Exercise:
Can you convert the data that opens with the line containing "Where is each" and closes with the line containing "output-line (241, 224, 1351, 247)" into a JSON list of strings, one string per line, with blank lines dropped?

Information shown:
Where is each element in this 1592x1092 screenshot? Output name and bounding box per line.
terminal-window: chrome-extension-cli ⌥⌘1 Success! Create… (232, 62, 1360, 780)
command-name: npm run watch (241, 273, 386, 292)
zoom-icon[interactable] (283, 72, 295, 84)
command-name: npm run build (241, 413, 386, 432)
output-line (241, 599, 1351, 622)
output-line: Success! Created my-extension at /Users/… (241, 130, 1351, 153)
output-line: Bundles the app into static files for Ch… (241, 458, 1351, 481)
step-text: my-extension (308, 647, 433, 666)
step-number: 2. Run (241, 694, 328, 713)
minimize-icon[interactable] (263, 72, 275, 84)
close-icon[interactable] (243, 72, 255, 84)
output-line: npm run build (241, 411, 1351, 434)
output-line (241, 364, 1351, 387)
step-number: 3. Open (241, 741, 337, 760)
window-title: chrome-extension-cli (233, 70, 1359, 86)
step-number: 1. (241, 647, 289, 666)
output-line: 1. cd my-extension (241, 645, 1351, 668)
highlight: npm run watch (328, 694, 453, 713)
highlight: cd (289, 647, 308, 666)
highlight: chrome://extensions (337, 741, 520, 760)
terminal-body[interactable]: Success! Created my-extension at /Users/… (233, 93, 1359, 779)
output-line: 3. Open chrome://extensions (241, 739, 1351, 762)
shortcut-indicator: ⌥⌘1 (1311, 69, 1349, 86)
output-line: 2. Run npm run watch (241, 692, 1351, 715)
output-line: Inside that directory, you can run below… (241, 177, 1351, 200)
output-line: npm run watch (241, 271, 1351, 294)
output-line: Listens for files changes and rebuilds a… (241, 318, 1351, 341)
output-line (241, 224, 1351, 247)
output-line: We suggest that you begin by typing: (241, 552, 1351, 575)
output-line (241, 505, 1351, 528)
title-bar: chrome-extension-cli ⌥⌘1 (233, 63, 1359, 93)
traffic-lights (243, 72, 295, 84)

* * *

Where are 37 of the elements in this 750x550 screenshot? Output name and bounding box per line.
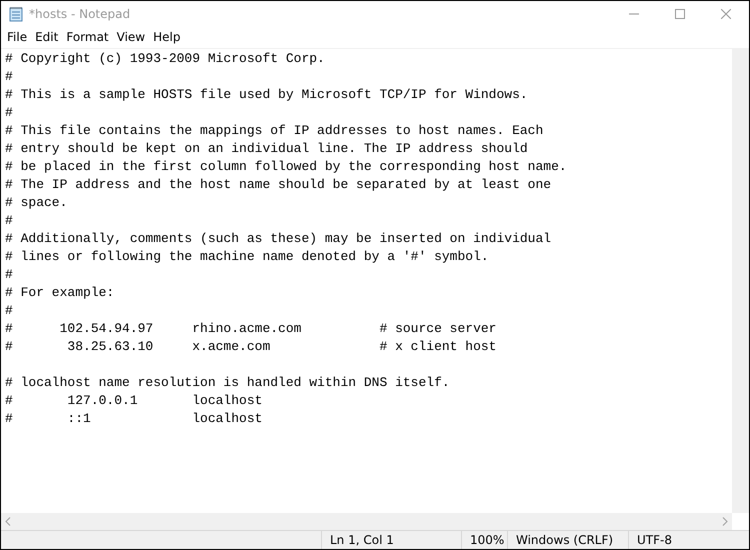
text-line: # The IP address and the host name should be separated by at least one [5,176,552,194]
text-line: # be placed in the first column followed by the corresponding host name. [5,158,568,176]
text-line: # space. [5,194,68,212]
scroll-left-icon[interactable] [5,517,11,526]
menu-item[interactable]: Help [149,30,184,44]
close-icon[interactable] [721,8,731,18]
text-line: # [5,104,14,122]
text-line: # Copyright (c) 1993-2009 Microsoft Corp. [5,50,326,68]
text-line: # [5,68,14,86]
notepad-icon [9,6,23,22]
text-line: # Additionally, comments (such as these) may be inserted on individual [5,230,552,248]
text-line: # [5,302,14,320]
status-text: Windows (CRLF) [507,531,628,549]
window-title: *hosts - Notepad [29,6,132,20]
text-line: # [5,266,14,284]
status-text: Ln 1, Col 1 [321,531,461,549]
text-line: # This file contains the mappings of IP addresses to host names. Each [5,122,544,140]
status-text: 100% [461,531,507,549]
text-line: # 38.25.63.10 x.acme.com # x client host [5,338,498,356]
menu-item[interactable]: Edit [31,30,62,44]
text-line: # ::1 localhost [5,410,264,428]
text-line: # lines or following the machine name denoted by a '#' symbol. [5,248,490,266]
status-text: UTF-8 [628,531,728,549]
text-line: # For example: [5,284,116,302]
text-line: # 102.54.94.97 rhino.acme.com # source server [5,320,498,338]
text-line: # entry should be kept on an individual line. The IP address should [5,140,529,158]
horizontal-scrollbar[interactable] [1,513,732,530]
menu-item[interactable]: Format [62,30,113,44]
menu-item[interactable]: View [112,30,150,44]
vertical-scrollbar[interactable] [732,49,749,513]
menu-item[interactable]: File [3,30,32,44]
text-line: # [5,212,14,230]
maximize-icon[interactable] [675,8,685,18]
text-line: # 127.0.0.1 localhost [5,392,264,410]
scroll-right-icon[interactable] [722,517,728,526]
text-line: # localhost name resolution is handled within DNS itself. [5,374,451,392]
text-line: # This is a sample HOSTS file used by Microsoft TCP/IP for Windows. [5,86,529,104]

Task output:
[
  "Where is each element in this 1592x1092 screenshot? Output name and bounding box per line.",
  "terminal-window: chrome-extension-cli ⌥⌘1 Success! Create… (232, 62, 1360, 780)",
  "command-name: npm run watch (241, 273, 386, 292)",
  "zoom-icon[interactable] (283, 72, 295, 84)",
  "command-name: npm run build (241, 413, 386, 432)",
  "output-line (241, 599, 1351, 622)",
  "output-line: Success! Created my-extension at /Users/… (241, 130, 1351, 153)",
  "output-line: Bundles the app into static files for Ch… (241, 458, 1351, 481)",
  "step-text: my-extension (308, 647, 433, 666)",
  "step-number: 2. Run (241, 694, 328, 713)",
  "minimize-icon[interactable] (263, 72, 275, 84)",
  "close-icon[interactable] (243, 72, 255, 84)",
  "output-line: npm run build (241, 411, 1351, 434)",
  "output-line (241, 364, 1351, 387)",
  "step-number: 3. Open (241, 741, 337, 760)",
  "window-title: chrome-extension-cli (233, 70, 1359, 86)",
  "step-number: 1. (241, 647, 289, 666)",
  "output-line: 1. cd my-extension (241, 645, 1351, 668)",
  "highlight: npm run watch (328, 694, 453, 713)",
  "highlight: cd (289, 647, 308, 666)",
  "highlight: chrome://extensions (337, 741, 520, 760)",
  "terminal-body[interactable]: Success! Created my-extension at /Users/… (233, 93, 1359, 779)",
  "output-line: 3. Open chrome://extensions (241, 739, 1351, 762)",
  "shortcut-indicator: ⌥⌘1 (1311, 69, 1349, 86)",
  "output-line: 2. Run npm run watch (241, 692, 1351, 715)",
  "output-line: Inside that directory, you can run below… (241, 177, 1351, 200)",
  "output-line: npm run watch (241, 271, 1351, 294)",
  "output-line: Listens for files changes and rebuilds a… (241, 318, 1351, 341)",
  "output-line (241, 224, 1351, 247)"
]